Source excerpt
+++++
I've done many, many improvements - and gone as far as I can with what little I know about SEO. Basically I'm a mom at home - and trying to keep it that way by earning an income that was the same as my job outside the home. This has worked out for 10 years.... which is awesome. However - I miss my great rankings. LOL Don't you?

So now I'm trying to educate myself more, understand analytics more (I wish there was a class!) Doing so.... I have noticed I have about 75 pages with a 100% bounce rate and very little traffic coming to them. My site is about 460 pages. (Some pages are already noindexed and have been. Pages like disclaimer, about us...etc.

I've looked at the keywords bringing traffic to these pages - and they seem correct. So that leads me to believe the content is thin? Nope. It's not.

So....should I noindex these pages for now - and tackle each one individually? Should I just delete them? That seems harsh.
+++++
Provided records
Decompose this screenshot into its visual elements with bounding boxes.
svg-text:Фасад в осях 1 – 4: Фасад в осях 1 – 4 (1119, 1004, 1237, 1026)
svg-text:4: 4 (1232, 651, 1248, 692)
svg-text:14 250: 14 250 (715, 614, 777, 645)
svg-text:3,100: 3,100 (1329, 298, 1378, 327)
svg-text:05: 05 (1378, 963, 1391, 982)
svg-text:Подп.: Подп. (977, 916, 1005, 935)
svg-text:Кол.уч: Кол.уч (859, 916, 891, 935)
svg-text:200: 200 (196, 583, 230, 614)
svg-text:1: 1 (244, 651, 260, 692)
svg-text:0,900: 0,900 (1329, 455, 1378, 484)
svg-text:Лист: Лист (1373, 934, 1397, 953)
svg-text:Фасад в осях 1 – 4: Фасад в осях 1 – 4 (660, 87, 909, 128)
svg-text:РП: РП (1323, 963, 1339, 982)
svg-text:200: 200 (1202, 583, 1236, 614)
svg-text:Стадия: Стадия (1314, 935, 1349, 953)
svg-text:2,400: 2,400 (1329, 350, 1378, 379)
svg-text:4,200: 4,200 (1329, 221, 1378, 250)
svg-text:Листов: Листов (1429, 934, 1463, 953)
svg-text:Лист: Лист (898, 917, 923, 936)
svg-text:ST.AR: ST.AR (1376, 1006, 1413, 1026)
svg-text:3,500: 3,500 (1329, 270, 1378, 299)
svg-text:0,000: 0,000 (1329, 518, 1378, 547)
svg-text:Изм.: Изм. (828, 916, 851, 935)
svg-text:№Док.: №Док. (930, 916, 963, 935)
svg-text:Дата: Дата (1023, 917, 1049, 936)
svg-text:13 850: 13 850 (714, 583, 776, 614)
+++++
Stated goal
Answer from the SEO post:
1. For how many years has the writer's income arrangement worked out?
2. About how many pages have a 100% bounce rate?
3. About how many pages does the site have in total?

Response
1. 10 years.
2. About 75 pages.
3. About 460 pages.